» Problem statement: Would you extract the whole listing below and retype it exactly?
===
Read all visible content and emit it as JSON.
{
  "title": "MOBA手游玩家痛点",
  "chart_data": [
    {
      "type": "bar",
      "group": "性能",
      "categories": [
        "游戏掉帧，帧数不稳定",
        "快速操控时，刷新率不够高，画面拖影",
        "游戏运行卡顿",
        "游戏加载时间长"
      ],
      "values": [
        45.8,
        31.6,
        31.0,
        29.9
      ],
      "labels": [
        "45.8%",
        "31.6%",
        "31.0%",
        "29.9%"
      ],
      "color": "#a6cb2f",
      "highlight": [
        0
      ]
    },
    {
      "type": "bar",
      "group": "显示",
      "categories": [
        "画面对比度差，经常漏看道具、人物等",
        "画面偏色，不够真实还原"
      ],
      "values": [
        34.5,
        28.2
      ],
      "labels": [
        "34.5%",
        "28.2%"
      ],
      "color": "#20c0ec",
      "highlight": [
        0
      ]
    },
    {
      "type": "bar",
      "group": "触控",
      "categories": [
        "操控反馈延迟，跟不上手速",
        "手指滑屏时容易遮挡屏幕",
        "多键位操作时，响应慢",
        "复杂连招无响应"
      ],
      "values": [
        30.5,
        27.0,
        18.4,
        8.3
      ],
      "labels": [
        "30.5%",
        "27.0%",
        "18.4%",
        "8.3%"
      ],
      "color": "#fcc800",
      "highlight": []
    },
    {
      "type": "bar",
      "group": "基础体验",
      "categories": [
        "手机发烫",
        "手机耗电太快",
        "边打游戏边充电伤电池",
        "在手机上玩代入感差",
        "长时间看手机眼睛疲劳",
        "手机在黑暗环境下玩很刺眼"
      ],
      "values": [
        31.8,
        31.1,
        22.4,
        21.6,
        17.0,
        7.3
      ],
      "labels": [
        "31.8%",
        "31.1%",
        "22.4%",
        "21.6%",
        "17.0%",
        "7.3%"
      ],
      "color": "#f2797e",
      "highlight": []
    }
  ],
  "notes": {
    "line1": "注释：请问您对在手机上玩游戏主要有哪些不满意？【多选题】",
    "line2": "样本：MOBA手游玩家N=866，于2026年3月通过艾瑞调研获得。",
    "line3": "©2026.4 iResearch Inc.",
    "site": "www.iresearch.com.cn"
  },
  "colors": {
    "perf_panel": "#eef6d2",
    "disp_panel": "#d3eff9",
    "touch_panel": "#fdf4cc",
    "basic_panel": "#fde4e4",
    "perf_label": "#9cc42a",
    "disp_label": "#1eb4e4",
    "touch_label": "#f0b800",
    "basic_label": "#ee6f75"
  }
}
===
» Output for this exercise:
Read all visible content and emit it as JSON.
{
  "title": "MOBA手游玩家痛点",
  "chart_data": [
    {
      "type": "bar",
      "group": "性能",
      "categories": [
        "游戏掉帧，帧数不稳定",
        "快速操控时，刷新率不够高，画面拖影",
        "游戏运行卡顿",
        "游戏加载时间长"
      ],
      "values": [
        45.8,
        31.6,
        31.0,
        29.9
      ],
      "labels": [
        "45.8%",
        "31.6%",
        "31.0%",
        "29.9%"
      ],
      "color": "#a6cb2f",
      "highlight": [
        0
      ]
    },
    {
      "type": "bar",
      "group": "显示",
      "categories": [
        "画面对比度差，经常漏看道具、人物等",
        "画面偏色，不够真实还原"
      ],
      "values": [
        34.5,
        28.2
      ],
      "labels": [
        "34.5%",
        "28.2%"
      ],
      "color": "#20c0ec",
      "highlight": [
        0
      ]
    },
    {
      "type": "bar",
      "group": "触控",
      "categories": [
        "操控反馈延迟，跟不上手速",
        "手指滑屏时容易遮挡屏幕",
        "多键位操作时，响应慢",
        "复杂连招无响应"
      ],
      "values": [
        30.5,
        27.0,
        18.4,
        8.3
      ],
      "labels": [
        "30.5%",
        "27.0%",
        "18.4%",
        "8.3%"
      ],
      "color": "#fcc800",
      "highlight": []
    },
    {
      "type": "bar",
      "group": "基础体验",
      "categories": [
        "手机发烫",
        "手机耗电太快",
        "边打游戏边充电伤电池",
        "在手机上玩代入感差",
        "长时间看手机眼睛疲劳",
        "手机在黑暗环境下玩很刺眼"
      ],
      "values": [
        31.8,
        31.1,
        22.4,
        21.6,
        17.0,
        7.3
      ],
      "labels": [
        "31.8%",
        "31.1%",
        "22.4%",
        "21.6%",
        "17.0%",
        "7.3%"
      ],
      "color": "#f2797e",
      "highlight": []
    }
  ],
  "notes": {
    "line1": "注释：请问您对在手机上玩游戏主要有哪些不满意？【多选题】",
    "line2": "样本：MOBA手游玩家N=866，于2026年3月通过艾瑞调研获得。",
    "line3": "©2026.4 iResearch Inc.",
    "site": "www.iresearch.com.cn"
  },
  "colors": {
    "perf_panel": "#eef6d2",
    "disp_panel": "#d3eff9",
    "touch_panel": "#fdf4cc",
    "basic_panel": "#fde4e4",
    "perf_label": "#9cc42a",
    "disp_label": "#1eb4e4",
    "touch_label": "#f0b800",
    "basic_label": "#ee6f75"
  }
}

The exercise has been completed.